_Problem statement_
What is the count of lines in the listing below that hold the string "JSON"? Reply with that number alone.

** Start **

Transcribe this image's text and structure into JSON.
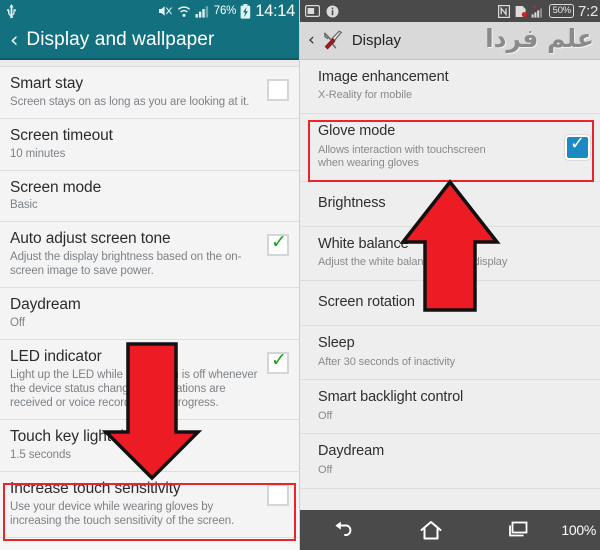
{
  "left_screen": {
    "platform_name": "samsung-display-settings",
    "accent_color": "#13707e",
    "status_bar": {
      "icons": [
        "usb-icon",
        "mute-icon",
        "wifi-icon",
        "signal-icon"
      ],
      "battery_percent": "76%",
      "battery_icon": "battery-charging-icon",
      "clock": "14:14"
    },
    "app_bar": {
      "back_icon": "back-chevron-icon",
      "title": "Display and wallpaper"
    },
    "rows": [
      {
        "title": "Smart stay",
        "subtitle": "Screen stays on as long as you are looking at it.",
        "control": "checkbox",
        "checked": false
      },
      {
        "title": "Screen timeout",
        "subtitle": "10 minutes",
        "control": "none",
        "checked": false
      },
      {
        "title": "Screen mode",
        "subtitle": "Basic",
        "control": "none",
        "checked": false
      },
      {
        "title": "Auto adjust screen tone",
        "subtitle": "Adjust the display brightness based on the on-screen image to save power.",
        "control": "checkbox",
        "checked": true
      },
      {
        "title": "Daydream",
        "subtitle": "Off",
        "control": "none",
        "checked": false
      },
      {
        "title": "LED indicator",
        "subtitle": "Light up the LED while the screen is off whenever the device status changes, notifications are received or voice recording is in progress.",
        "control": "checkbox",
        "checked": true
      },
      {
        "title": "Touch key light duration",
        "subtitle": "1.5 seconds",
        "control": "none",
        "checked": false
      },
      {
        "title": "Increase touch sensitivity",
        "subtitle": "Use your device while wearing gloves by increasing the touch sensitivity of the screen.",
        "control": "checkbox",
        "checked": false
      }
    ],
    "highlight": {
      "target_row_title": "Increase touch sensitivity",
      "color": "#e8262a"
    }
  },
  "right_screen": {
    "platform_name": "sony-display-settings",
    "accent_color": "#1b8ac4",
    "status_bar": {
      "icons": [
        "sim-card-icon",
        "info-icon",
        "nfc-icon",
        "sync-error-icon",
        "signal-icon"
      ],
      "battery_percent": "50%",
      "clock": "7:2"
    },
    "app_bar": {
      "back_icon": "back-chevron-icon",
      "app_icon": "wrench-screwdriver-icon",
      "title": "Display",
      "watermark": "علم فردا"
    },
    "rows": [
      {
        "title": "Image enhancement",
        "subtitle": "X-Reality for mobile",
        "control": "none",
        "checked": false
      },
      {
        "title": "Glove mode",
        "subtitle": "Allows interaction with touchscreen when wearing gloves",
        "control": "checkbox",
        "checked": true
      },
      {
        "title": "Brightness",
        "subtitle": "",
        "control": "none",
        "checked": false
      },
      {
        "title": "White balance",
        "subtitle": "Adjust the white balance of your display",
        "control": "none",
        "checked": false
      },
      {
        "title": "Screen rotation",
        "subtitle": "",
        "control": "none",
        "checked": false
      },
      {
        "title": "Sleep",
        "subtitle": "After 30 seconds of inactivity",
        "control": "none",
        "checked": false
      },
      {
        "title": "Smart backlight control",
        "subtitle": "Off",
        "control": "none",
        "checked": false
      },
      {
        "title": "Daydream",
        "subtitle": "Off",
        "control": "none",
        "checked": false
      }
    ],
    "highlight": {
      "target_row_title": "Glove mode",
      "color": "#e8262a"
    },
    "nav_bar": {
      "back_icon": "nav-back-icon",
      "home_icon": "nav-home-icon",
      "recents_icon": "nav-recents-icon",
      "battery_label": "100%"
    }
  },
  "annotations": {
    "color": "#ed1c24",
    "outline": "#111111",
    "arrows": [
      {
        "name": "down-arrow-left-panel",
        "direction": "down",
        "points_to": "Increase touch sensitivity"
      },
      {
        "name": "up-arrow-right-panel",
        "direction": "up",
        "points_to": "Glove mode"
      }
    ]
  }
}
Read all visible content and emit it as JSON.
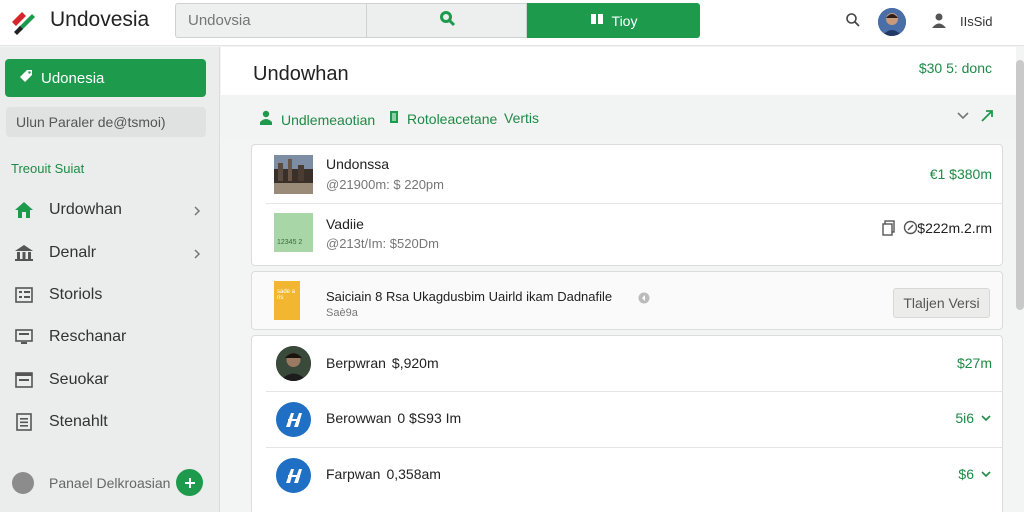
{
  "topbar": {
    "app_name": "Undovesia",
    "search_placeholder": "Undovsia",
    "primary_button": "Tioy",
    "user_name": "IIsSid"
  },
  "sidebar": {
    "primary_button": "Udonesia",
    "search_text": "Ulun Paraler de@tsmoi)",
    "section_title": "Treouit Suiat",
    "items": [
      {
        "label": "Urdowhan",
        "icon": "home-icon"
      },
      {
        "label": "Denalr",
        "icon": "bank-icon"
      },
      {
        "label": "Storiols",
        "icon": "list-icon"
      },
      {
        "label": "Reschanar",
        "icon": "monitor-icon"
      },
      {
        "label": "Seuokar",
        "icon": "board-icon"
      },
      {
        "label": "Stenahlt",
        "icon": "document-icon"
      }
    ],
    "footer_label": "Panael Delkroasian"
  },
  "main": {
    "title": "Undowhan",
    "header_amount": "$30 5: donc",
    "filters": [
      {
        "label": "Undlemeaotian",
        "icon": "person-icon"
      },
      {
        "label": "Rotoleacetane",
        "icon": "bar-icon"
      },
      {
        "label": "Vertis",
        "icon": ""
      }
    ],
    "card1_rows": [
      {
        "title": "Undonssa",
        "sub": "@21900m: $ 220pm",
        "value": "€1 $380m"
      },
      {
        "title": "Vadiie",
        "sub": "@213t/Im: $520Dm",
        "value": "$222m.2.rm"
      }
    ],
    "promo": {
      "thumb_text": "sade a ris",
      "title": "Saiciain 8 Rsa Ukagdusbim Uairld ikam Dadnafile",
      "sub": "Saè9a",
      "button": "Tlaljen Versi"
    },
    "list": [
      {
        "name": "Berpwran",
        "amount": "$,920m",
        "value": "$27m"
      },
      {
        "name": "Berowwan",
        "amount": "0 $S93 Im",
        "value": "5i6"
      },
      {
        "name": "Farpwan",
        "amount": "0,358am",
        "value": "$6"
      }
    ],
    "thumb2_text": "12345 2"
  },
  "colors": {
    "accent": "#1e9a4d",
    "accent_text": "#1e8a45",
    "blue_badge": "#1f6fc4",
    "gold": "#d99b12",
    "promo_thumb": "#f2b630"
  }
}
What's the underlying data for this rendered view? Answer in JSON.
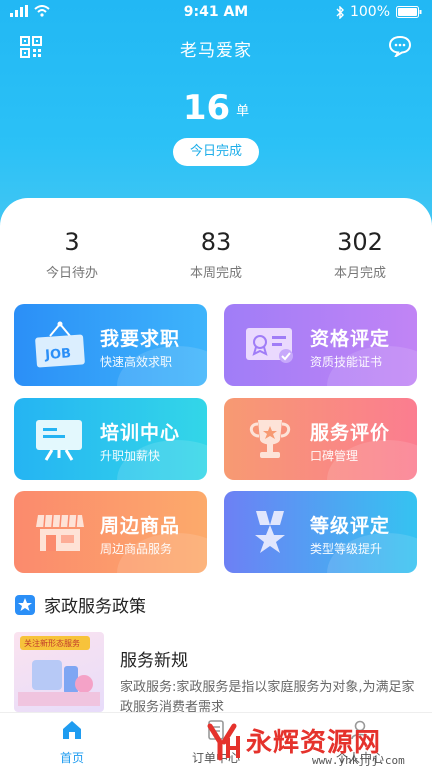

** End **

_Exercise solution_
3